((

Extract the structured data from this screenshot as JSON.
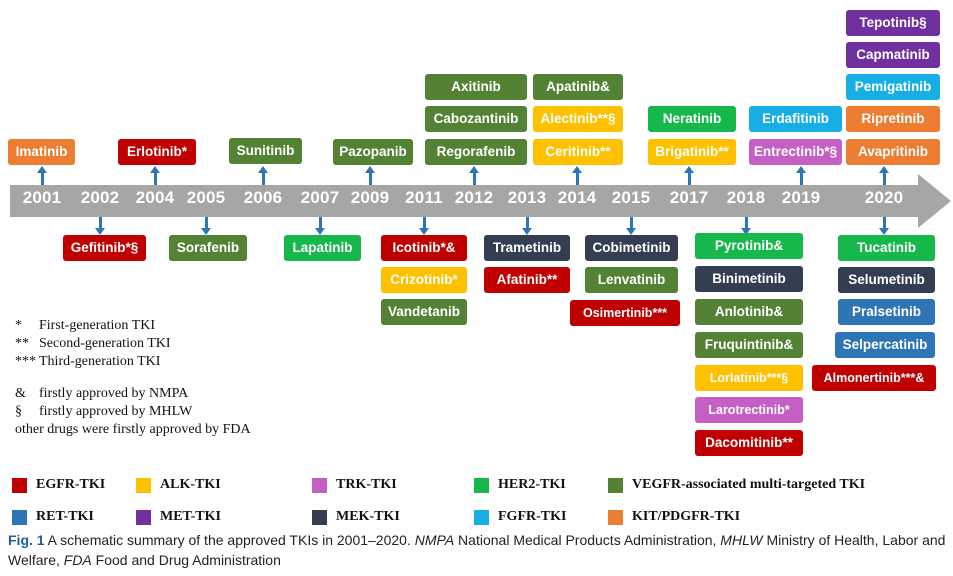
{
  "colors": {
    "egfr": "#c00000",
    "alk": "#ffc000",
    "trk": "#c55fc4",
    "her2": "#16b74b",
    "vegfr": "#548235",
    "ret": "#2e75b6",
    "met": "#7030a0",
    "mek": "#333f50",
    "fgfr": "#16aee5",
    "kit": "#ed7d31",
    "timeline": "#a6a6a6",
    "connector": "#2e75b6"
  },
  "years": [
    "2001",
    "2002",
    "2004",
    "2005",
    "2006",
    "2007",
    "2009",
    "2011",
    "2012",
    "2013",
    "2014",
    "2015",
    "2017",
    "2018",
    "2019",
    "2020"
  ],
  "drugs": {
    "imatinib": {
      "label": "Imatinib",
      "cls": "kit"
    },
    "erlotinib": {
      "label": "Erlotinib*",
      "cls": "egfr"
    },
    "sunitinib": {
      "label": "Sunitinib",
      "cls": "vegfr"
    },
    "pazopanib": {
      "label": "Pazopanib",
      "cls": "vegfr"
    },
    "axitinib": {
      "label": "Axitinib",
      "cls": "vegfr"
    },
    "cabozantinib": {
      "label": "Cabozantinib",
      "cls": "vegfr"
    },
    "regorafenib": {
      "label": "Regorafenib",
      "cls": "vegfr"
    },
    "apatinib": {
      "label": "Apatinib&",
      "cls": "vegfr"
    },
    "alectinib": {
      "label": "Alectinib**§",
      "cls": "alk"
    },
    "ceritinib": {
      "label": "Ceritinib**",
      "cls": "alk"
    },
    "neratinib": {
      "label": "Neratinib",
      "cls": "her2"
    },
    "brigatinib": {
      "label": "Brigatinib**",
      "cls": "alk"
    },
    "erdafitinib": {
      "label": "Erdafitinib",
      "cls": "fgfr"
    },
    "entrectinib": {
      "label": "Entrectinib*§",
      "cls": "trk"
    },
    "tepotinib": {
      "label": "Tepotinib§",
      "cls": "met"
    },
    "capmatinib": {
      "label": "Capmatinib",
      "cls": "met"
    },
    "pemigatinib": {
      "label": "Pemigatinib",
      "cls": "fgfr"
    },
    "ripretinib": {
      "label": "Ripretinib",
      "cls": "kit"
    },
    "avapritinib": {
      "label": "Avapritinib",
      "cls": "kit"
    },
    "gefitinib": {
      "label": "Gefitinib*§",
      "cls": "egfr"
    },
    "sorafenib": {
      "label": "Sorafenib",
      "cls": "vegfr"
    },
    "lapatinib": {
      "label": "Lapatinib",
      "cls": "her2"
    },
    "icotinib": {
      "label": "Icotinib*&",
      "cls": "egfr"
    },
    "crizotinib": {
      "label": "Crizotinib*",
      "cls": "alk"
    },
    "vandetanib": {
      "label": "Vandetanib",
      "cls": "vegfr"
    },
    "trametinib": {
      "label": "Trametinib",
      "cls": "mek"
    },
    "afatinib": {
      "label": "Afatinib**",
      "cls": "egfr"
    },
    "cobimetinib": {
      "label": "Cobimetinib",
      "cls": "mek"
    },
    "lenvatinib": {
      "label": "Lenvatinib",
      "cls": "vegfr"
    },
    "osimertinib": {
      "label": "Osimertinib***",
      "cls": "egfr"
    },
    "pyrotinib": {
      "label": "Pyrotinib&",
      "cls": "her2"
    },
    "binimetinib": {
      "label": "Binimetinib",
      "cls": "mek"
    },
    "anlotinib": {
      "label": "Anlotinib&",
      "cls": "vegfr"
    },
    "fruquintinib": {
      "label": "Fruquintinib&",
      "cls": "vegfr"
    },
    "lorlatinib": {
      "label": "Lorlatinib***§",
      "cls": "alk"
    },
    "larotrectinib": {
      "label": "Larotrectinib*",
      "cls": "trk"
    },
    "dacomitinib": {
      "label": "Dacomitinib**",
      "cls": "egfr"
    },
    "tucatinib": {
      "label": "Tucatinib",
      "cls": "her2"
    },
    "selumetinib": {
      "label": "Selumetinib",
      "cls": "mek"
    },
    "pralsetinib": {
      "label": "Pralsetinib",
      "cls": "ret"
    },
    "selpercatinib": {
      "label": "Selpercatinib",
      "cls": "ret"
    },
    "almonertinib": {
      "label": "Almonertinib***&",
      "cls": "egfr"
    }
  },
  "notes": [
    {
      "sym": "*",
      "text": "First-generation TKI"
    },
    {
      "sym": "**",
      "text": "Second-generation TKI"
    },
    {
      "sym": "***",
      "text": "Third-generation TKI"
    },
    {
      "sym": "&",
      "text": "firstly approved by NMPA"
    },
    {
      "sym": "§",
      "text": "firstly approved by MHLW"
    },
    {
      "sym": "",
      "text": "other drugs were firstly approved by FDA"
    }
  ],
  "legend": [
    {
      "label": "EGFR-TKI",
      "cls": "egfr"
    },
    {
      "label": "ALK-TKI",
      "cls": "alk"
    },
    {
      "label": "TRK-TKI",
      "cls": "trk"
    },
    {
      "label": "HER2-TKI",
      "cls": "her2"
    },
    {
      "label": "VEGFR-associated multi-targeted TKI",
      "cls": "vegfr"
    },
    {
      "label": "RET-TKI",
      "cls": "ret"
    },
    {
      "label": "MET-TKI",
      "cls": "met"
    },
    {
      "label": "MEK-TKI",
      "cls": "mek"
    },
    {
      "label": "FGFR-TKI",
      "cls": "fgfr"
    },
    {
      "label": "KIT/PDGFR-TKI",
      "cls": "kit"
    }
  ],
  "caption": {
    "fig": "Fig. 1",
    "text1": " A schematic summary of the approved TKIs in 2001–2020. ",
    "nmpa": "NMPA",
    "text2": " National Medical Products Administration, ",
    "mhlw": "MHLW",
    "text3": " Ministry of Health, Labor and Welfare, ",
    "fda": "FDA",
    "text4": " Food and Drug Administration"
  }
}
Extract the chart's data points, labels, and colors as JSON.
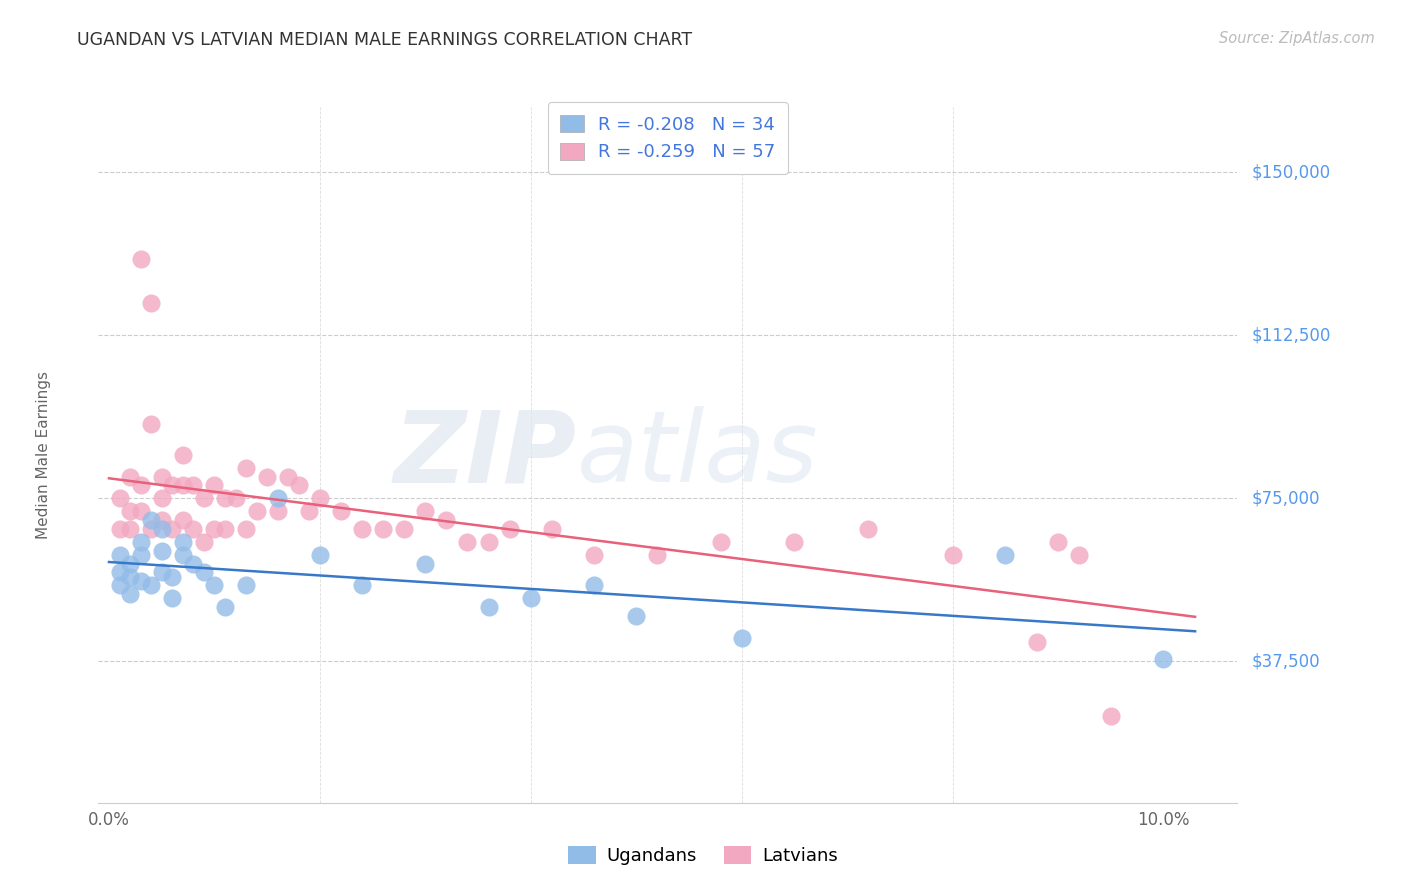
{
  "title": "UGANDAN VS LATVIAN MEDIAN MALE EARNINGS CORRELATION CHART",
  "source": "Source: ZipAtlas.com",
  "ylabel": "Median Male Earnings",
  "ytick_labels": [
    "$37,500",
    "$75,000",
    "$112,500",
    "$150,000"
  ],
  "ytick_values": [
    37500,
    75000,
    112500,
    150000
  ],
  "ymin": 5000,
  "ymax": 165000,
  "xmin": -0.001,
  "xmax": 0.107,
  "ugandan_color": "#92bce8",
  "latvian_color": "#f2a8c0",
  "ugandan_line_color": "#3878c8",
  "latvian_line_color": "#e8607a",
  "watermark_zip": "ZIP",
  "watermark_atlas": "atlas",
  "legend_r_ugandan": "-0.208",
  "legend_n_ugandan": "34",
  "legend_r_latvian": "-0.259",
  "legend_n_latvian": "57",
  "ugandan_x": [
    0.001,
    0.001,
    0.001,
    0.002,
    0.002,
    0.002,
    0.003,
    0.003,
    0.003,
    0.004,
    0.004,
    0.005,
    0.005,
    0.005,
    0.006,
    0.006,
    0.007,
    0.007,
    0.008,
    0.009,
    0.01,
    0.011,
    0.013,
    0.016,
    0.02,
    0.024,
    0.03,
    0.036,
    0.04,
    0.046,
    0.05,
    0.06,
    0.085,
    0.1
  ],
  "ugandan_y": [
    62000,
    58000,
    55000,
    60000,
    57000,
    53000,
    65000,
    62000,
    56000,
    70000,
    55000,
    68000,
    63000,
    58000,
    57000,
    52000,
    65000,
    62000,
    60000,
    58000,
    55000,
    50000,
    55000,
    75000,
    62000,
    55000,
    60000,
    50000,
    52000,
    55000,
    48000,
    43000,
    62000,
    38000
  ],
  "latvian_x": [
    0.001,
    0.001,
    0.002,
    0.002,
    0.002,
    0.003,
    0.003,
    0.003,
    0.004,
    0.004,
    0.004,
    0.005,
    0.005,
    0.005,
    0.006,
    0.006,
    0.007,
    0.007,
    0.007,
    0.008,
    0.008,
    0.009,
    0.009,
    0.01,
    0.01,
    0.011,
    0.011,
    0.012,
    0.013,
    0.013,
    0.014,
    0.015,
    0.016,
    0.017,
    0.018,
    0.019,
    0.02,
    0.022,
    0.024,
    0.026,
    0.028,
    0.03,
    0.032,
    0.034,
    0.036,
    0.038,
    0.042,
    0.046,
    0.052,
    0.058,
    0.065,
    0.072,
    0.08,
    0.088,
    0.09,
    0.092,
    0.095
  ],
  "latvian_y": [
    75000,
    68000,
    80000,
    72000,
    68000,
    130000,
    78000,
    72000,
    120000,
    92000,
    68000,
    80000,
    75000,
    70000,
    78000,
    68000,
    85000,
    78000,
    70000,
    78000,
    68000,
    75000,
    65000,
    78000,
    68000,
    75000,
    68000,
    75000,
    82000,
    68000,
    72000,
    80000,
    72000,
    80000,
    78000,
    72000,
    75000,
    72000,
    68000,
    68000,
    68000,
    72000,
    70000,
    65000,
    65000,
    68000,
    68000,
    62000,
    62000,
    65000,
    65000,
    68000,
    62000,
    42000,
    65000,
    62000,
    25000
  ]
}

))

» EXERCISE:
Go through the records. Copy each line where "data" appears.

» WRITTEN SOLUTION:
Extract the structured data from this screenshot as JSON.
Extract the chart's data points, labels, and colors as JSON.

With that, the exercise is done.